== Your goal ==
Drop the pictures, then extract the listing word for word.

***** Data records

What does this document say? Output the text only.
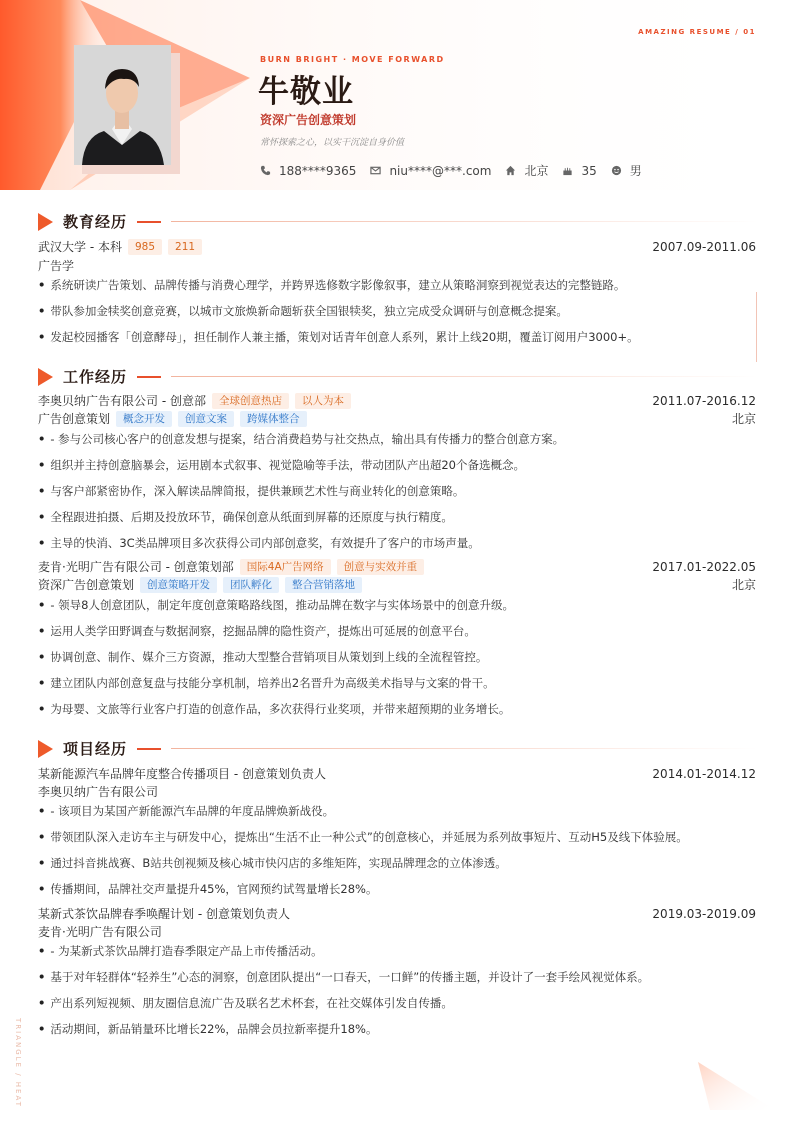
AMAZING RESUME / 01
BURN BRIGHT · MOVE FORWARD
牛敬业
资深广告创意策划
常怀探索之心，以实干沉淀自身价值
188****9365	niu****@***.com	北京	35	男
教育经历
武汉大学 - 本科	985	211	2007.09-2011.06
广告学
• 系统研读广告策划、品牌传播与消费心理学，并跨界选修数字影像叙事，建立从策略洞察到视觉表达的完整链路。
• 带队参加金犊奖创意竞赛，以城市文旅焕新命题斩获全国银犊奖，独立完成受众调研与创意概念提案。
• 发起校园播客「创意酵母」，担任制作人兼主播，策划对话青年创意人系列，累计上线20期，覆盖订阅用户3000+。
工作经历
李奥贝纳广告有限公司 - 创意部	全球创意热店	以人为本	2011.07-2016.12
广告创意策划	概念开发	创意文案	跨媒体整合	北京
• - 参与公司核心客户的创意发想与提案，结合消费趋势与社交热点，输出具有传播力的整合创意方案。
• 组织并主持创意脑暴会，运用剧本式叙事、视觉隐喻等手法，带动团队产出超20个备选概念。
• 与客户部紧密协作，深入解读品牌简报，提供兼顾艺术性与商业转化的创意策略。
• 全程跟进拍摄、后期及投放环节，确保创意从纸面到屏幕的还原度与执行精度。
• 主导的快消、3C类品牌项目多次获得公司内部创意奖，有效提升了客户的市场声量。
麦肯·光明广告有限公司 - 创意策划部	国际4A广告网络	创意与实效并重	2017.01-2022.05
资深广告创意策划	创意策略开发	团队孵化	整合营销落地	北京
• - 领导8人创意团队，制定年度创意策略路线图，推动品牌在数字与实体场景中的创意升级。
• 运用人类学田野调查与数据洞察，挖掘品牌的隐性资产，提炼出可延展的创意平台。
• 协调创意、制作、媒介三方资源，推动大型整合营销项目从策划到上线的全流程管控。
• 建立团队内部创意复盘与技能分享机制，培养出2名晋升为高级美术指导与文案的骨干。
• 为母婴、文旅等行业客户打造的创意作品，多次获得行业奖项，并带来超预期的业务增长。
项目经历
某新能源汽车品牌年度整合传播项目 - 创意策划负责人	2014.01-2014.12
李奥贝纳广告有限公司
• - 该项目为某国产新能源汽车品牌的年度品牌焕新战役。
• 带领团队深入走访车主与研发中心，提炼出“生活不止一种公式”的创意核心，并延展为系列故事短片、互动H5及线下体验展。
• 通过抖音挑战赛、B站共创视频及核心城市快闪店的多维矩阵，实现品牌理念的立体渗透。
• 传播期间，品牌社交声量提升45%，官网预约试驾量增长28%。
某新式茶饮品牌春季唤醒计划 - 创意策划负责人	2019.03-2019.09
麦肯·光明广告有限公司
• - 为某新式茶饮品牌打造春季限定产品上市传播活动。
• 基于对年轻群体“轻养生”心态的洞察，创意团队提出“一口春天，一口鲜”的传播主题，并设计了一套手绘风视觉体系。
• 产出系列短视频、朋友圈信息流广告及联名艺术杯套，在社交媒体引发自传播。
• 活动期间，新品销量环比增长22%，品牌会员拉新率提升18%。
TRIANGLE / HEAT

**********

== Completed task ==
What does this document say? Output the text only.
AMAZING RESUME / 01
BURN BRIGHT · MOVE FORWARD
牛敬业
资深广告创意策划
常怀探索之心，以实干沉淀自身价值
188****9365	niu****@***.com	北京	35	男
教育经历
武汉大学 - 本科	985	211	2007.09-2011.06
广告学
• 系统研读广告策划、品牌传播与消费心理学，并跨界选修数字影像叙事，建立从策略洞察到视觉表达的完整链路。
• 带队参加金犊奖创意竞赛，以城市文旅焕新命题斩获全国银犊奖，独立完成受众调研与创意概念提案。
• 发起校园播客「创意酵母」，担任制作人兼主播，策划对话青年创意人系列，累计上线20期，覆盖订阅用户3000+。
工作经历
李奥贝纳广告有限公司 - 创意部	全球创意热店	以人为本	2011.07-2016.12
广告创意策划	概念开发	创意文案	跨媒体整合	北京
• - 参与公司核心客户的创意发想与提案，结合消费趋势与社交热点，输出具有传播力的整合创意方案。
• 组织并主持创意脑暴会，运用剧本式叙事、视觉隐喻等手法，带动团队产出超20个备选概念。
• 与客户部紧密协作，深入解读品牌简报，提供兼顾艺术性与商业转化的创意策略。
• 全程跟进拍摄、后期及投放环节，确保创意从纸面到屏幕的还原度与执行精度。
• 主导的快消、3C类品牌项目多次获得公司内部创意奖，有效提升了客户的市场声量。
麦肯·光明广告有限公司 - 创意策划部	国际4A广告网络	创意与实效并重	2017.01-2022.05
资深广告创意策划	创意策略开发	团队孵化	整合营销落地	北京
• - 领导8人创意团队，制定年度创意策略路线图，推动品牌在数字与实体场景中的创意升级。
• 运用人类学田野调查与数据洞察，挖掘品牌的隐性资产，提炼出可延展的创意平台。
• 协调创意、制作、媒介三方资源，推动大型整合营销项目从策划到上线的全流程管控。
• 建立团队内部创意复盘与技能分享机制，培养出2名晋升为高级美术指导与文案的骨干。
• 为母婴、文旅等行业客户打造的创意作品，多次获得行业奖项，并带来超预期的业务增长。
项目经历
某新能源汽车品牌年度整合传播项目 - 创意策划负责人	2014.01-2014.12
李奥贝纳广告有限公司
• - 该项目为某国产新能源汽车品牌的年度品牌焕新战役。
• 带领团队深入走访车主与研发中心，提炼出“生活不止一种公式”的创意核心，并延展为系列故事短片、互动H5及线下体验展。
• 通过抖音挑战赛、B站共创视频及核心城市快闪店的多维矩阵，实现品牌理念的立体渗透。
• 传播期间，品牌社交声量提升45%，官网预约试驾量增长28%。
某新式茶饮品牌春季唤醒计划 - 创意策划负责人	2019.03-2019.09
麦肯·光明广告有限公司
• - 为某新式茶饮品牌打造春季限定产品上市传播活动。
• 基于对年轻群体“轻养生”心态的洞察，创意团队提出“一口春天，一口鲜”的传播主题，并设计了一套手绘风视觉体系。
• 产出系列短视频、朋友圈信息流广告及联名艺术杯套，在社交媒体引发自传播。
• 活动期间，新品销量环比增长22%，品牌会员拉新率提升18%。
TRIANGLE / HEAT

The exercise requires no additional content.